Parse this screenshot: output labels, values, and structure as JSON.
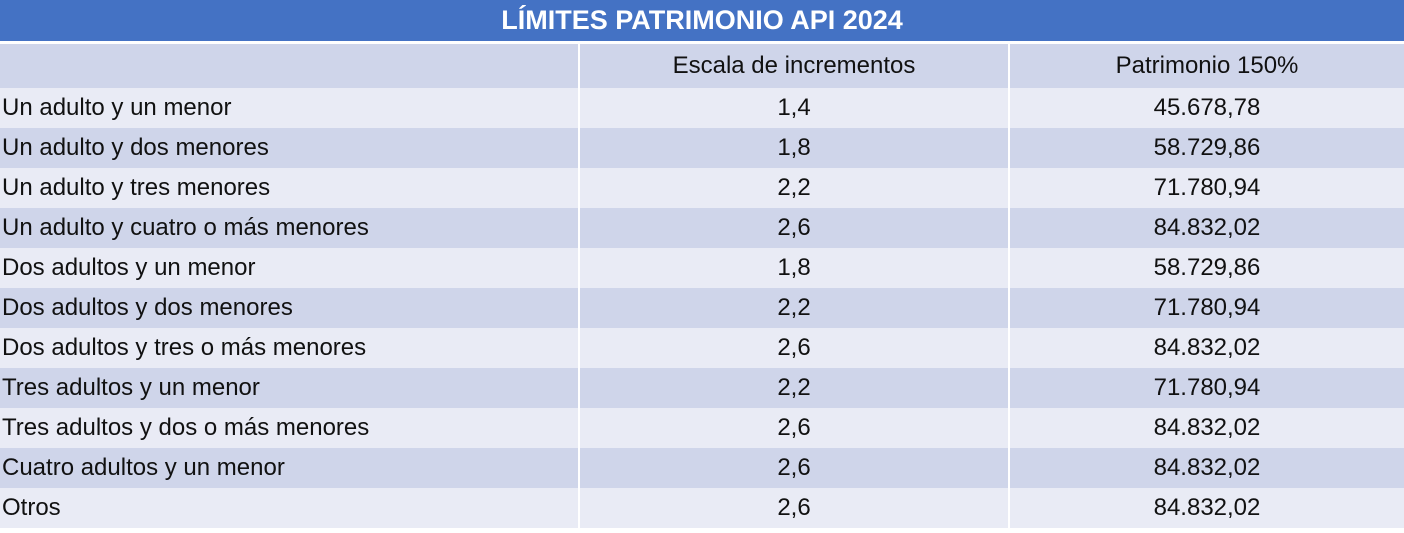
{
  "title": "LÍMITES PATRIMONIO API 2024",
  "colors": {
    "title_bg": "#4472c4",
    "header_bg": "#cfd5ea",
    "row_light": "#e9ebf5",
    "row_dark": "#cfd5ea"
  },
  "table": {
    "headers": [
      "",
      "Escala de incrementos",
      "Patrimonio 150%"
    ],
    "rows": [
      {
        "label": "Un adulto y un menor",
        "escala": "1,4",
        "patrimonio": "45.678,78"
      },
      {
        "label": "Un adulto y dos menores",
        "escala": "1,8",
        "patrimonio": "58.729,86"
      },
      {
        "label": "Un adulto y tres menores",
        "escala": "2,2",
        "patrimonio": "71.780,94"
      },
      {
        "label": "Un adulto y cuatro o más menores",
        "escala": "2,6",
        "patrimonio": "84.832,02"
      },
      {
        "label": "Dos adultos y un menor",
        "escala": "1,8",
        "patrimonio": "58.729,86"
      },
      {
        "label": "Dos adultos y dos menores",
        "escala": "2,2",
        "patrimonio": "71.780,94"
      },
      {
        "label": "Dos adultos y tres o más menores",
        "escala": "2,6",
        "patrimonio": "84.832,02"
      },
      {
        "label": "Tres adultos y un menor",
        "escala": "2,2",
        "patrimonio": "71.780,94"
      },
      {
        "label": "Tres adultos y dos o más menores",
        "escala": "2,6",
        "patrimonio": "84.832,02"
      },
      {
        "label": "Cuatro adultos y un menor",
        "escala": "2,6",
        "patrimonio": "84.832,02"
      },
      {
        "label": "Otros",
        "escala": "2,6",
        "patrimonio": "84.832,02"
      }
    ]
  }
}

+ + + + +

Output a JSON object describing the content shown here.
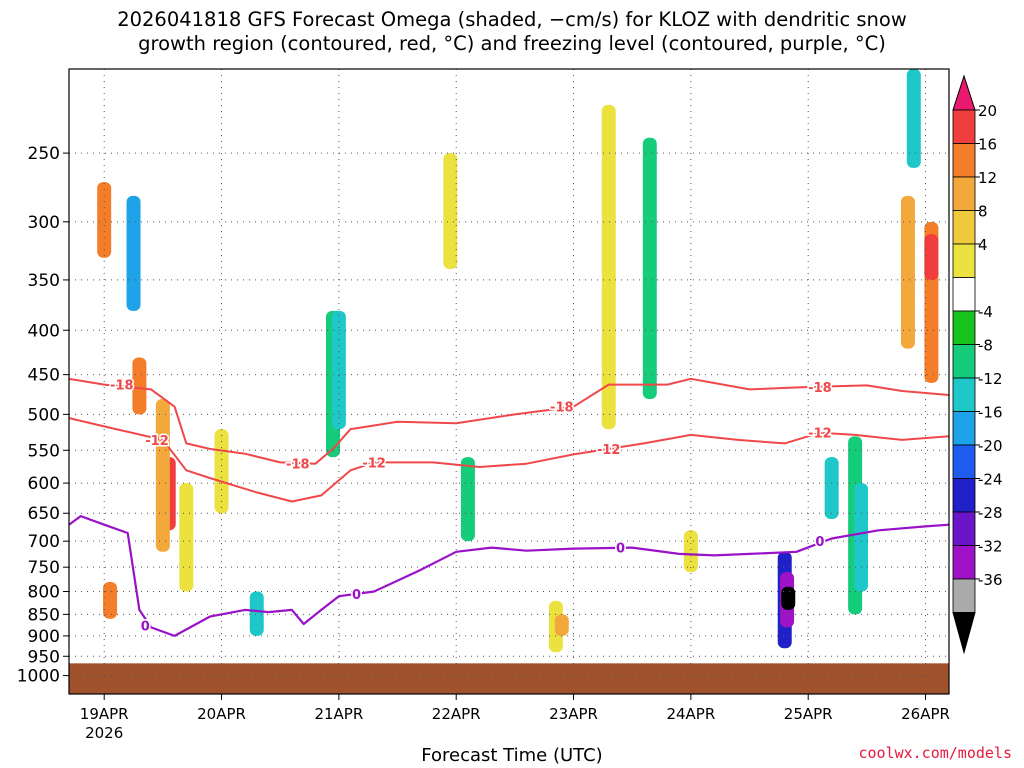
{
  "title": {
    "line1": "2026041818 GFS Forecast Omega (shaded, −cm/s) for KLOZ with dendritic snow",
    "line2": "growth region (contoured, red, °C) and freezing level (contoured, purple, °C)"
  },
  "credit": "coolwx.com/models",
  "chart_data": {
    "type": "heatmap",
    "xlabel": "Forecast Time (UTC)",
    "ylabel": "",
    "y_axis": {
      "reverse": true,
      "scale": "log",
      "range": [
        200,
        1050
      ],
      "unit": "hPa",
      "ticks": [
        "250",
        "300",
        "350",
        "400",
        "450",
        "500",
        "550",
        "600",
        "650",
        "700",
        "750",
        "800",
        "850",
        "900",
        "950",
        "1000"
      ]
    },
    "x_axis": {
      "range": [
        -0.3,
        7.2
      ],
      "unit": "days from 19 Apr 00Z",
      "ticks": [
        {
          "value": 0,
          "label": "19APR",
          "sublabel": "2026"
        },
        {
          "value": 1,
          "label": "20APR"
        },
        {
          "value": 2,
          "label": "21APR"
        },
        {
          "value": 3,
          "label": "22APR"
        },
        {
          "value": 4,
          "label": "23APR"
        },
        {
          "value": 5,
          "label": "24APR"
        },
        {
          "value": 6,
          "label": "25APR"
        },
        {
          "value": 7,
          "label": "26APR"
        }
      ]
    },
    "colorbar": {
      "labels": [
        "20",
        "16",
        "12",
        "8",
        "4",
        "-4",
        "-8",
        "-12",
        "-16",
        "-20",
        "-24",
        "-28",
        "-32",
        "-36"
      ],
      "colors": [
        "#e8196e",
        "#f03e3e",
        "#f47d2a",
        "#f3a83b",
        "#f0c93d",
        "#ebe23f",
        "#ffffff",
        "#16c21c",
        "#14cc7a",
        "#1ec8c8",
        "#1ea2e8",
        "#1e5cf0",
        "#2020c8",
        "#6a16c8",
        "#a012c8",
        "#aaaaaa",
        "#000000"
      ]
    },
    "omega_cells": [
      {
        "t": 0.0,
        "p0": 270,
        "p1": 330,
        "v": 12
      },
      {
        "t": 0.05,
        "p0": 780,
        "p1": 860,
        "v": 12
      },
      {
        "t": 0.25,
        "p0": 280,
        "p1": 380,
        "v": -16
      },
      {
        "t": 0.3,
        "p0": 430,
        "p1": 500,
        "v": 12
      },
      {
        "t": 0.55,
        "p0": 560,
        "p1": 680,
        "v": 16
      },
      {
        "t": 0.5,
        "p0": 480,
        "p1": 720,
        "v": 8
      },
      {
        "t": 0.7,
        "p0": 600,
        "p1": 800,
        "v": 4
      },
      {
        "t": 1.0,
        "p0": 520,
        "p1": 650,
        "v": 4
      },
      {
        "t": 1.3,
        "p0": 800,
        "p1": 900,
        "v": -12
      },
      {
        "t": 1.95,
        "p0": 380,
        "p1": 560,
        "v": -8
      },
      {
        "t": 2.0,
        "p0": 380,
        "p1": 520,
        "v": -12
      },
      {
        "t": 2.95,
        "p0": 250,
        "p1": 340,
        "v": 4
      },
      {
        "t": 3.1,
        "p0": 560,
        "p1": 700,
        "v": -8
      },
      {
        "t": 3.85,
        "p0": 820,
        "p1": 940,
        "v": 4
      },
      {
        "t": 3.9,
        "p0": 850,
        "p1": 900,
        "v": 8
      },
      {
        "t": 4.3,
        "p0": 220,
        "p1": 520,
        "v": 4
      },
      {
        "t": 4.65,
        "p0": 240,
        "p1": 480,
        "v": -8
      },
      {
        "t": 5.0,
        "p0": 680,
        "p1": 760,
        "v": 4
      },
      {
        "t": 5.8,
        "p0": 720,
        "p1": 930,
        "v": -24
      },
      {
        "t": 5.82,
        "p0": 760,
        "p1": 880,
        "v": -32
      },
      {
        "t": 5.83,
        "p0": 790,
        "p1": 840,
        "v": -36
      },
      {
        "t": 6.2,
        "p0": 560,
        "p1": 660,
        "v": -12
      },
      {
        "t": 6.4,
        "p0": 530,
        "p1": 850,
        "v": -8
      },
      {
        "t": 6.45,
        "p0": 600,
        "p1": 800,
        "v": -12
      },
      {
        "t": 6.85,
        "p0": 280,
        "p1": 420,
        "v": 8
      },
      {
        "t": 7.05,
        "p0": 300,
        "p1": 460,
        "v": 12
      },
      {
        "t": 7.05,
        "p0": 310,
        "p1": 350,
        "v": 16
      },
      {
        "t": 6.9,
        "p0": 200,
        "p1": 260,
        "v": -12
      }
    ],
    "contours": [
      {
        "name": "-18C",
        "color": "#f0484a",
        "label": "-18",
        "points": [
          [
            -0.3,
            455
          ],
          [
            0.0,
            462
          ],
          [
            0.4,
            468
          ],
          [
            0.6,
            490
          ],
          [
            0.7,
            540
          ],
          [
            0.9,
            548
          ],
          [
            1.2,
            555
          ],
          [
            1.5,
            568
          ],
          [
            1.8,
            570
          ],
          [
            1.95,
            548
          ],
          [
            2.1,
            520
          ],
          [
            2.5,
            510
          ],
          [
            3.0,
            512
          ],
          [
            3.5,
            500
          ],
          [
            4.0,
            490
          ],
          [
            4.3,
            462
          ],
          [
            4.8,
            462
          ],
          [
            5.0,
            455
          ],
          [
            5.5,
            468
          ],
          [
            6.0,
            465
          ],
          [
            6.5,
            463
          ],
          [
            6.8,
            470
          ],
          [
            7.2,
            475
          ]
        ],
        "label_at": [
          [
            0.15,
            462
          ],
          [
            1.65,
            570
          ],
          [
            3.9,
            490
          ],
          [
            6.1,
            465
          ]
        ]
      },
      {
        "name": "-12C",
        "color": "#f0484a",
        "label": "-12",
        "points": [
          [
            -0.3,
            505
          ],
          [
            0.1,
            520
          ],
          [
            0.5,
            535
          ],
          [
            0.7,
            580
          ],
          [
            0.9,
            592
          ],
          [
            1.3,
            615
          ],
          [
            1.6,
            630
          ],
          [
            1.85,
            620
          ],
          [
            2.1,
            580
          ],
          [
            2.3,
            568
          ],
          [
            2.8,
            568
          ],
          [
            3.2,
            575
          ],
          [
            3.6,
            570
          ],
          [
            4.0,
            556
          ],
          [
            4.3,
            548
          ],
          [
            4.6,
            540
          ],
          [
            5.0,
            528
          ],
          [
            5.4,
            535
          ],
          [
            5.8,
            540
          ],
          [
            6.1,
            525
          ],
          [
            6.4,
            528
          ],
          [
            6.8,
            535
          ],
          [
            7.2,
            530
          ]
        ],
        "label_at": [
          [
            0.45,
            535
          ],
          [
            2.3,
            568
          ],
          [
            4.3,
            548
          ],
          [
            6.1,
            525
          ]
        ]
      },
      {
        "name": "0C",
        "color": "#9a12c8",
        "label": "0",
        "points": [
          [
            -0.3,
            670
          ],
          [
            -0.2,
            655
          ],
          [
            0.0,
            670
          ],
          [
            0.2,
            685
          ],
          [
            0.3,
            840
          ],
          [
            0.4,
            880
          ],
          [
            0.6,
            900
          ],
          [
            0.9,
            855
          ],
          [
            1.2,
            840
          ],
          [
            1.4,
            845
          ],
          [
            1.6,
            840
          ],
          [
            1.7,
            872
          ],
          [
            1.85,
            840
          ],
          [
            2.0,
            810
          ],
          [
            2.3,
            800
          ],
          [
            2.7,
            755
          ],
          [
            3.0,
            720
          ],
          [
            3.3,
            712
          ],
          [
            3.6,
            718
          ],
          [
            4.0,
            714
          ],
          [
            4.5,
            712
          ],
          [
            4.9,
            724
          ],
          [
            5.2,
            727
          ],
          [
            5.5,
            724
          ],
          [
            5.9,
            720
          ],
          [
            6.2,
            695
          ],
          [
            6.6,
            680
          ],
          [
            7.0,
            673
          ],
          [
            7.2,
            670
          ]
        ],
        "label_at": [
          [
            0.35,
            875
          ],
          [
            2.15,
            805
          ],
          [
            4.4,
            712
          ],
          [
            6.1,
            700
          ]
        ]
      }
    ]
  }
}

+ + + + +

Prompt: In the entries above, find every line with the word "labels" and list it.

Answer to this exercise:
Parse this screenshot: output labels, values, and structure as JSON.
      "labels": [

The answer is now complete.